• **Dataset records**
▼
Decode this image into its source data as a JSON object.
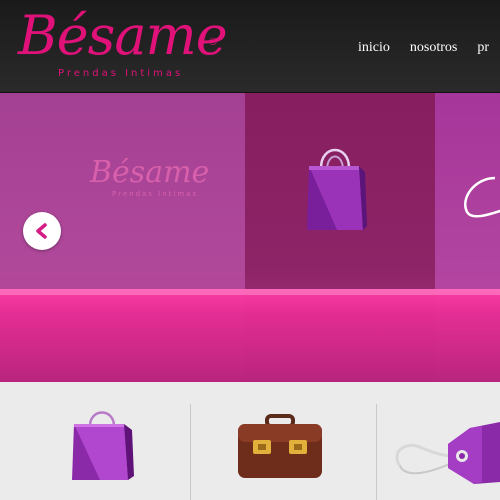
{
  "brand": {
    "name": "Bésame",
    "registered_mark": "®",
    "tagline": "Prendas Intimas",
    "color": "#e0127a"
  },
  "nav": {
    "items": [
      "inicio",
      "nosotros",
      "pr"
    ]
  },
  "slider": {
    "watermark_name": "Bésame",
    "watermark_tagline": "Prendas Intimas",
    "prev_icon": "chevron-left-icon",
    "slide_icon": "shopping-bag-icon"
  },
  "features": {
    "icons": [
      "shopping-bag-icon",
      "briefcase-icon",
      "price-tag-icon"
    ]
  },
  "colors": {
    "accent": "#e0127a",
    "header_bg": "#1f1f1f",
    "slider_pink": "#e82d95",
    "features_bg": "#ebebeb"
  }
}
▲
• **Problem description**
All of the records above must be copied exactly, except for the pictures.

• **Response to this exercise**
Decode this image into its source data as a JSON object.
{
  "brand": {
    "name": "Bésame",
    "registered_mark": "®",
    "tagline": "Prendas Intimas",
    "color": "#e0127a"
  },
  "nav": {
    "items": [
      "inicio",
      "nosotros",
      "pr"
    ]
  },
  "slider": {
    "watermark_name": "Bésame",
    "watermark_tagline": "Prendas Intimas",
    "prev_icon": "chevron-left-icon",
    "slide_icon": "shopping-bag-icon"
  },
  "features": {
    "icons": [
      "shopping-bag-icon",
      "briefcase-icon",
      "price-tag-icon"
    ]
  },
  "colors": {
    "accent": "#e0127a",
    "header_bg": "#1f1f1f",
    "slider_pink": "#e82d95",
    "features_bg": "#ebebeb"
  }
}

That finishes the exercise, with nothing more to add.